* BEGIN DATA RECORDS *

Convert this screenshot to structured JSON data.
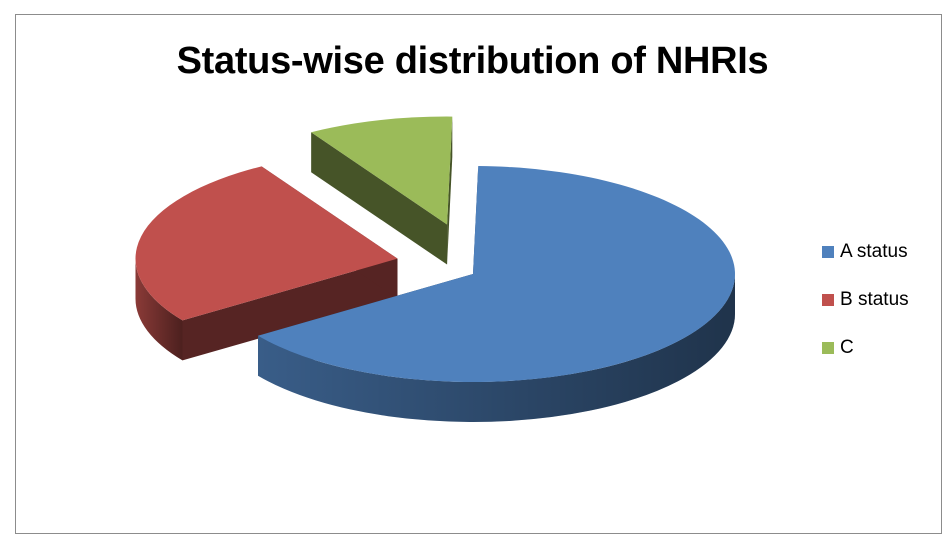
{
  "chart_data": {
    "type": "pie",
    "style": "3d-exploded",
    "title": "Status-wise distribution of NHRIs",
    "categories": [
      "A status",
      "B status",
      "C"
    ],
    "values": [
      65,
      26,
      9
    ],
    "colors": [
      "#4f81bd",
      "#c0504d",
      "#9bbb59"
    ],
    "legend_position": "right"
  }
}
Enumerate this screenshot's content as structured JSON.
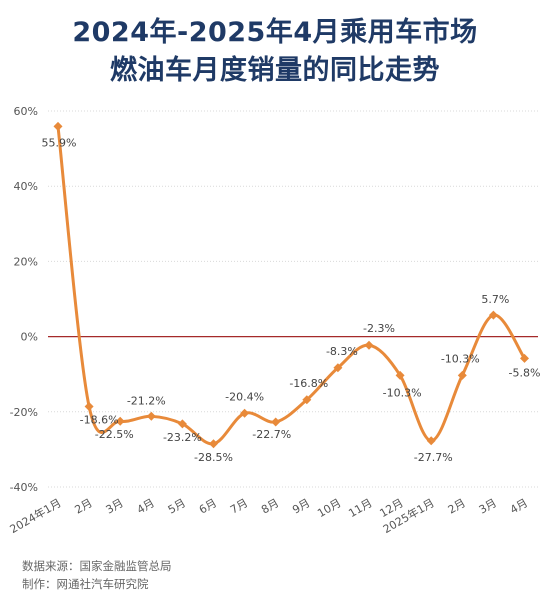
{
  "title_line1": "2024年-2025年4月乘用车市场",
  "title_line2": "燃油车月度销量的同比走势",
  "source_line": "数据来源：国家金融监管总局",
  "maker_line": "制作：网通社汽车研究院",
  "colors": {
    "title": "#1f3a66",
    "series": "#e88a3a",
    "zero_line": "#a52a2a",
    "grid": "#d9d9d9"
  },
  "chart_data": {
    "type": "line",
    "title": "2024年-2025年4月乘用车市场燃油车月度销量的同比走势",
    "categories": [
      "2024年1月",
      "2月",
      "3月",
      "4月",
      "5月",
      "6月",
      "7月",
      "8月",
      "9月",
      "10月",
      "11月",
      "12月",
      "2025年1月",
      "2月",
      "3月",
      "4月"
    ],
    "series": [
      {
        "values": [
          55.9,
          -18.6,
          -22.5,
          -21.2,
          -23.2,
          -28.5,
          -20.4,
          -22.7,
          -16.8,
          -8.3,
          -2.3,
          -10.3,
          -27.7,
          -10.3,
          5.7,
          -5.8
        ],
        "labels": [
          "55.9%",
          "-18.6%",
          "-22.5%",
          "-21.2%",
          "-23.2%",
          "-28.5%",
          "-20.4%",
          "-22.7%",
          "-16.8%",
          "-8.3%",
          "-2.3%",
          "-10.3%",
          "-27.7%",
          "-10.3%",
          "5.7%",
          "-5.8%"
        ]
      }
    ],
    "yticks": [
      "60%",
      "40%",
      "20%",
      "0%",
      "-20%",
      "-40%"
    ],
    "ylim": [
      -40,
      60
    ],
    "grid": "horizontal",
    "smooth": true
  }
}
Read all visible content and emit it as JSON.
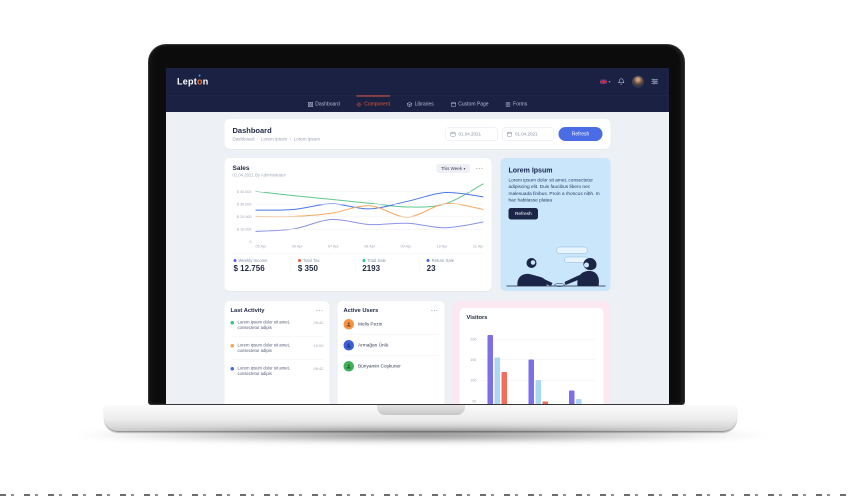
{
  "navbar": {
    "logo_part1": "Lept",
    "logo_accent": "o",
    "logo_part2": "n",
    "menu": [
      {
        "label": "Dashboard",
        "active": false
      },
      {
        "label": "Component",
        "active": true
      },
      {
        "label": "Libraries",
        "active": false
      },
      {
        "label": "Custom Page",
        "active": false
      },
      {
        "label": "Forms",
        "active": false
      }
    ],
    "icons": [
      "language-flag",
      "notifications-bell",
      "user-avatar",
      "settings-sliders"
    ],
    "accent_color": "#e0563c"
  },
  "page_header": {
    "title": "Dashboard",
    "breadcrumb": [
      "Dashboard",
      "Lorem Ipsum",
      "Lorem Ipsum"
    ],
    "date_from": "01.04.2021",
    "date_to": "01.04.2021",
    "refresh_label": "Refresh"
  },
  "sales": {
    "title": "Sales",
    "subtitle": "01.04.2021 By Administrator",
    "period_label": "This Week",
    "period_caret": "▾",
    "menu_label": "···",
    "stats": [
      {
        "label": "Weekly Income",
        "value": "$ 12.756",
        "color": "#5f5af6"
      },
      {
        "label": "Total Tax",
        "value": "$ 350",
        "color": "#f4563a"
      },
      {
        "label": "Total Sale",
        "value": "2193",
        "color": "#2ec784"
      },
      {
        "label": "Return Sale",
        "value": "23",
        "color": "#3e6ce0"
      }
    ]
  },
  "lorem_card": {
    "title": "Lorem Ipsum",
    "body": "Lorem ipsum dolor sit amet, consectetur adipiscing elit. Duis faucibus libero nec malesuada finibus. Proin a rhoncus nibh. In hac habitasse platea",
    "button_label": "Refresh"
  },
  "last_activity": {
    "title": "Last Activity",
    "menu_label": "···",
    "items": [
      {
        "text": "Lorem ipsum dolor sit amet, consectetur adipis",
        "time": "09:42",
        "color": "#2ec784"
      },
      {
        "text": "Lorem ipsum dolor sit amet, consectetur adipis",
        "time": "10:00",
        "color": "#f5a353"
      },
      {
        "text": "Lorem ipsum dolor sit amet, consectetur adipis",
        "time": "08:42",
        "color": "#3e6ce0"
      }
    ]
  },
  "active_users": {
    "title": "Active Users",
    "menu_label": "···",
    "users": [
      {
        "name": "Melis Pezin",
        "color": "#f59140"
      },
      {
        "name": "Armağan Ünlü",
        "color": "#3a5fd7"
      },
      {
        "name": "Bünyamin Coşkuner",
        "color": "#3faf5a"
      }
    ]
  },
  "visitors_card": {
    "title": "Visitors"
  },
  "chart_data": [
    {
      "type": "line",
      "title": "Sales",
      "x": [
        "05 Apr",
        "06 Apr",
        "07 Apr",
        "08 Apr",
        "09 Apr",
        "10 Apr",
        "11 Apr"
      ],
      "ylim": [
        0,
        47000
      ],
      "yticks": [
        {
          "value": 40000,
          "label": "$ 40.000"
        },
        {
          "value": 30000,
          "label": "$ 30.000"
        },
        {
          "value": 20000,
          "label": "$ 20.000"
        },
        {
          "value": 10000,
          "label": "$ 10.000"
        },
        {
          "value": 0,
          "label": "0"
        }
      ],
      "grid": true,
      "legend": "none",
      "series": [
        {
          "name": "green",
          "color": "#5fc88e",
          "values": [
            40000,
            36500,
            33500,
            30500,
            27500,
            30000,
            46000
          ]
        },
        {
          "name": "blue",
          "color": "#4a78e8",
          "values": [
            25000,
            25500,
            30000,
            26000,
            32000,
            39000,
            35500
          ]
        },
        {
          "name": "orange",
          "color": "#f5a962",
          "values": [
            20000,
            20000,
            22500,
            28500,
            19500,
            30000,
            25500
          ]
        },
        {
          "name": "periwinkle",
          "color": "#8b93e8",
          "values": [
            8000,
            10000,
            17500,
            13500,
            14500,
            11000,
            15500
          ]
        }
      ]
    },
    {
      "type": "bar",
      "title": "Visitors",
      "categories": [
        "",
        "",
        ""
      ],
      "ylim": [
        0,
        230
      ],
      "yticks": [
        {
          "value": 200,
          "label": "200"
        },
        {
          "value": 150,
          "label": "150"
        },
        {
          "value": 100,
          "label": "100"
        },
        {
          "value": 50,
          "label": "50"
        }
      ],
      "grid": true,
      "legend": "none",
      "series": [
        {
          "name": "purple",
          "color": "#7d6fe8",
          "values": [
            210,
            150,
            75
          ]
        },
        {
          "name": "light-blue",
          "color": "#a9d7f5",
          "values": [
            155,
            100,
            55
          ]
        },
        {
          "name": "red",
          "color": "#f2705b",
          "values": [
            120,
            48,
            30
          ]
        }
      ]
    }
  ]
}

* END DATA RECORDS *

» **EXERCISE OBJECTIVE**: Each line holding "structured" must be found and copied.

» **PROBLEM SOLUTION**:
Convert this screenshot to structured JSON data.
Enumerate this screenshot's content as structured JSON.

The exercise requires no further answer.